→ STORED RECORDS
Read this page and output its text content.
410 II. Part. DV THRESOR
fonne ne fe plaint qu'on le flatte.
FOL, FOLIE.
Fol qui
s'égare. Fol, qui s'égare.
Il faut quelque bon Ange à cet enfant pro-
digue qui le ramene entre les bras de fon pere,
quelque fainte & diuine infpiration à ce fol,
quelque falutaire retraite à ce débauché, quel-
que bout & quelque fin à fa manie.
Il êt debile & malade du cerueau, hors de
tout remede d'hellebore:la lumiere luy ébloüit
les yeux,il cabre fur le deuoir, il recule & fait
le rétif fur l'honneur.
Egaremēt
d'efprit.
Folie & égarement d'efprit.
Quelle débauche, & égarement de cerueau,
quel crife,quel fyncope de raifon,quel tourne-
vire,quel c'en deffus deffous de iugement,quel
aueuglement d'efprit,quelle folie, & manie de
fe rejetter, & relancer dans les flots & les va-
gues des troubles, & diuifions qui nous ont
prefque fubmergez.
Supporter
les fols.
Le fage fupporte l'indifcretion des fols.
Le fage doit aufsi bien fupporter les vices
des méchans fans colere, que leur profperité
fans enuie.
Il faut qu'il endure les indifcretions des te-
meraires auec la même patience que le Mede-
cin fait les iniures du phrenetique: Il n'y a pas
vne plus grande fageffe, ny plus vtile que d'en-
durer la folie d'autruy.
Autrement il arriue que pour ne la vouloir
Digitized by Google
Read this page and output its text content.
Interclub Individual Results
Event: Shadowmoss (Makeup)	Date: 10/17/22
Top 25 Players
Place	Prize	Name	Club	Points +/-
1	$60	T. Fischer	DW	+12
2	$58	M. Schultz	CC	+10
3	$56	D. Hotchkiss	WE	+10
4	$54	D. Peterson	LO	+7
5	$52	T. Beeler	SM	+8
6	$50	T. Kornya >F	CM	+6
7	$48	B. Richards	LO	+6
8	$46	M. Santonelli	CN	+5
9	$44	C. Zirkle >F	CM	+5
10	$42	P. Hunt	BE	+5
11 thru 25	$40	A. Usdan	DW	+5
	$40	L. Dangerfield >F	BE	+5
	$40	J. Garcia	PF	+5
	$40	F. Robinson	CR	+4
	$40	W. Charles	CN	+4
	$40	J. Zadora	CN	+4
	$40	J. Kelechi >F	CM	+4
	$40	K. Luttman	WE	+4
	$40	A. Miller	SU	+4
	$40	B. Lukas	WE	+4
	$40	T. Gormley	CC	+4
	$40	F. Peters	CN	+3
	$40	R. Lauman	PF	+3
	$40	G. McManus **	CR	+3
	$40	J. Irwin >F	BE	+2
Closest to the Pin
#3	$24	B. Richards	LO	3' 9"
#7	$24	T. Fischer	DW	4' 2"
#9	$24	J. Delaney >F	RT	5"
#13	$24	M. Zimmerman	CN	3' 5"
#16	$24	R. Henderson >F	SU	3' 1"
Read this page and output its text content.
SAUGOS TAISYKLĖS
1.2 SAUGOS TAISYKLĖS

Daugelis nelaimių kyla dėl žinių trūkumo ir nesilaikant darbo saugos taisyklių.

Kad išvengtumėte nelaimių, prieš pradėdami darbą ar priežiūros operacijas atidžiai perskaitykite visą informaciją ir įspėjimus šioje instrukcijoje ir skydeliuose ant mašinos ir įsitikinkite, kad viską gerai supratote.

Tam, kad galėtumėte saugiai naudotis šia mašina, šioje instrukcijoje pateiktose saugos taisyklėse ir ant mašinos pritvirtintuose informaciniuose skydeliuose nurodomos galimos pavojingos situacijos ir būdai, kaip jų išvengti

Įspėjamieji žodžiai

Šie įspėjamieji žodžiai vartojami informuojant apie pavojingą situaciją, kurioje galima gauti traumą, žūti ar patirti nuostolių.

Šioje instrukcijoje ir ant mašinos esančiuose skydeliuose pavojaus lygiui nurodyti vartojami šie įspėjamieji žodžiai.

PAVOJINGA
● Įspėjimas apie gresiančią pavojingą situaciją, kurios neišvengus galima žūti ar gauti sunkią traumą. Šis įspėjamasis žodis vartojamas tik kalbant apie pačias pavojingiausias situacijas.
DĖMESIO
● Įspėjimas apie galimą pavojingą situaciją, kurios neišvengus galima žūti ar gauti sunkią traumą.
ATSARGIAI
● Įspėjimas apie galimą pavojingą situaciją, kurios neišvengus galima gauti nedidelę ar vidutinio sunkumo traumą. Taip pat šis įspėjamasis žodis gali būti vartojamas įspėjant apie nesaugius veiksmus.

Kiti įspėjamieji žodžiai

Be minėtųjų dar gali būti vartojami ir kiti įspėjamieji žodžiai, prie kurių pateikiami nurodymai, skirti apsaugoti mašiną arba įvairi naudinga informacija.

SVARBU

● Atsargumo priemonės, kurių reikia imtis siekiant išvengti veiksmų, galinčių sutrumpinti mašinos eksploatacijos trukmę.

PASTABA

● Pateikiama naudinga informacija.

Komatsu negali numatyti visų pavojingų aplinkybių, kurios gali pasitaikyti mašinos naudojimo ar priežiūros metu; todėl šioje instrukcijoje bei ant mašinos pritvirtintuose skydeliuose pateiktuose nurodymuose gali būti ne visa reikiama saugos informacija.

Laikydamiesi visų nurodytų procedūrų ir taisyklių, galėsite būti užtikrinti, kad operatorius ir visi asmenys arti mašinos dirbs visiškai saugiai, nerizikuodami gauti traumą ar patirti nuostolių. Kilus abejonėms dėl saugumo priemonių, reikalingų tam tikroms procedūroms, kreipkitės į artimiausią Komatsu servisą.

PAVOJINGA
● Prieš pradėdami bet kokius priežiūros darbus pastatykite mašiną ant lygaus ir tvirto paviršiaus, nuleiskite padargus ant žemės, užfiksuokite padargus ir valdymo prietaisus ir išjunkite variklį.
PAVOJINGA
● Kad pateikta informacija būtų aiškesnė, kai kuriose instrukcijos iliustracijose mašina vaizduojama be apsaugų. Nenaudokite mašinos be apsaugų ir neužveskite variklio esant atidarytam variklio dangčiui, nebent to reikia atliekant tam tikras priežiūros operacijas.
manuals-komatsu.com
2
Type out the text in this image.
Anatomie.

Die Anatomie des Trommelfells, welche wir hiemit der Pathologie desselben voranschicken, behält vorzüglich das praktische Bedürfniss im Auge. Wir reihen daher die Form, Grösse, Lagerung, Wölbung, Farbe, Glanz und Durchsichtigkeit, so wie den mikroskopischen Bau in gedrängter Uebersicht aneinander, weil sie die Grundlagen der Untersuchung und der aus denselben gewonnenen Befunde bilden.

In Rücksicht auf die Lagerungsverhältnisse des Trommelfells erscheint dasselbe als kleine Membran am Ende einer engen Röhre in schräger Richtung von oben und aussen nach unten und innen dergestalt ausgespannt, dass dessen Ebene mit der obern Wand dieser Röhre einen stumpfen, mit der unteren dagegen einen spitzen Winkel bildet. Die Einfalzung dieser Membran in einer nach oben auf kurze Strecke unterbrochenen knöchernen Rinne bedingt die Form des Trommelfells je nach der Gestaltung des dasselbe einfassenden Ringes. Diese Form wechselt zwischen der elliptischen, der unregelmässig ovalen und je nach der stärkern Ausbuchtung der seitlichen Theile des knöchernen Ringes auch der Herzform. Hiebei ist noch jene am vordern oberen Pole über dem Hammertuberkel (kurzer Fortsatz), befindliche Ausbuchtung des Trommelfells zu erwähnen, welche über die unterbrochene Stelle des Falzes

→ WRITTEN EXERCISE
Gather every line from the listing above in which "kurių" appears, and copy those lines.

→ EXPECTED OUTPUT
Be minėtųjų dar gali būti vartojami ir kiti įspėjamieji žodžiai, prie kurių pateikiami nurodymai, skirti apsaugoti mašiną arba įvairi naudinga informacija.
● Atsargumo priemonės, kurių reikia imtis siekiant išvengti veiksmų, galinčių sutrumpinti mašinos eksploatacijos trukmę.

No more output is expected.